Filter the listing below, copying every line in which the word "Right" appears.

------

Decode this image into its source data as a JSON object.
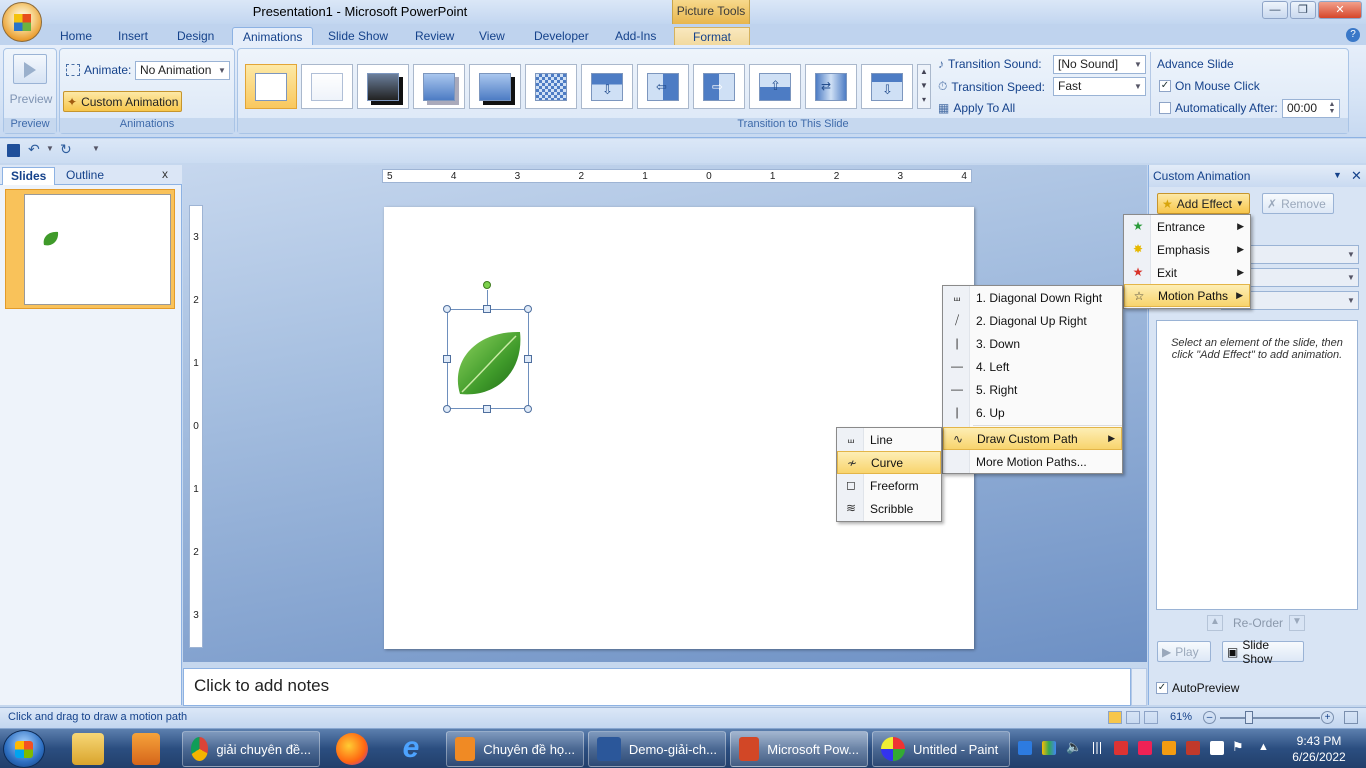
{
  "window": {
    "title": "Presentation1 - Microsoft PowerPoint",
    "contextual_tab_group": "Picture Tools"
  },
  "ribbon_tabs": [
    "Home",
    "Insert",
    "Design",
    "Animations",
    "Slide Show",
    "Review",
    "View",
    "Developer",
    "Add-Ins",
    "Format"
  ],
  "active_tab": "Animations",
  "ribbon": {
    "preview": {
      "button_label": "Preview",
      "group_label": "Preview"
    },
    "animations": {
      "animate_label": "Animate:",
      "animate_value": "No Animation",
      "custom_animation_label": "Custom Animation",
      "group_label": "Animations"
    },
    "transition": {
      "group_label": "Transition to This Slide",
      "sound_label": "Transition Sound:",
      "sound_value": "[No Sound]",
      "speed_label": "Transition Speed:",
      "speed_value": "Fast",
      "apply_all_label": "Apply To All"
    },
    "advance_slide": {
      "title": "Advance Slide",
      "on_mouse_click_label": "On Mouse Click",
      "on_mouse_click_checked": true,
      "auto_after_label": "Automatically After:",
      "auto_after_value": "00:00",
      "auto_after_checked": false
    }
  },
  "slides_panel": {
    "tab_slides": "Slides",
    "tab_outline": "Outline",
    "close": "x",
    "slide_number": "1"
  },
  "ruler": {
    "horizontal": [
      "5",
      "4",
      "3",
      "2",
      "1",
      "0",
      "1",
      "2",
      "3",
      "4"
    ],
    "vertical": [
      "3",
      "2",
      "1",
      "0",
      "1",
      "2",
      "3"
    ]
  },
  "notes": {
    "placeholder": "Click to add notes"
  },
  "status_bar": {
    "message": "Click and drag to draw a motion path",
    "zoom": "61%"
  },
  "task_pane": {
    "title": "Custom Animation",
    "add_effect_label": "Add Effect",
    "remove_label": "Remove",
    "info_text": "Select an element of the slide, then click \"Add Effect\" to add animation.",
    "reorder_label": "Re-Order",
    "play_label": "Play",
    "slide_show_label": "Slide Show",
    "autopreview_label": "AutoPreview",
    "autopreview_checked": true
  },
  "menus": {
    "add_effect": [
      {
        "label": "Entrance",
        "icon": "star-green-icon",
        "submenu": true
      },
      {
        "label": "Emphasis",
        "icon": "star-yellow-icon",
        "submenu": true
      },
      {
        "label": "Exit",
        "icon": "star-red-icon",
        "submenu": true
      },
      {
        "label": "Motion Paths",
        "icon": "star-outline-icon",
        "submenu": true,
        "highlighted": true
      }
    ],
    "motion_paths": [
      {
        "label": "1. Diagonal Down Right"
      },
      {
        "label": "2. Diagonal Up Right"
      },
      {
        "label": "3. Down"
      },
      {
        "label": "4. Left"
      },
      {
        "label": "5. Right"
      },
      {
        "label": "6. Up"
      },
      {
        "label": "Draw Custom Path",
        "submenu": true,
        "highlighted": true
      },
      {
        "label": "More Motion Paths..."
      }
    ],
    "draw_custom_path": [
      {
        "label": "Line"
      },
      {
        "label": "Curve",
        "highlighted": true
      },
      {
        "label": "Freeform"
      },
      {
        "label": "Scribble"
      }
    ]
  },
  "taskbar": {
    "items": [
      {
        "label": "giải chuyên đề..."
      },
      {
        "label": "Chuyên đề họ..."
      },
      {
        "label": "Demo-giải-ch..."
      },
      {
        "label": "Microsoft Pow..."
      },
      {
        "label": "Untitled - Paint"
      }
    ],
    "clock_time": "9:43 PM",
    "clock_date": "6/26/2022"
  },
  "colors": {
    "accent": "#15428b",
    "highlight": "#f8d46d",
    "leaf": "#3f9a2a"
  }
}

------

RESPONSE BELOW >>
        "label": "1. Diagonal Down Right"
        "label": "2. Diagonal Up Right"
        "label": "5. Right"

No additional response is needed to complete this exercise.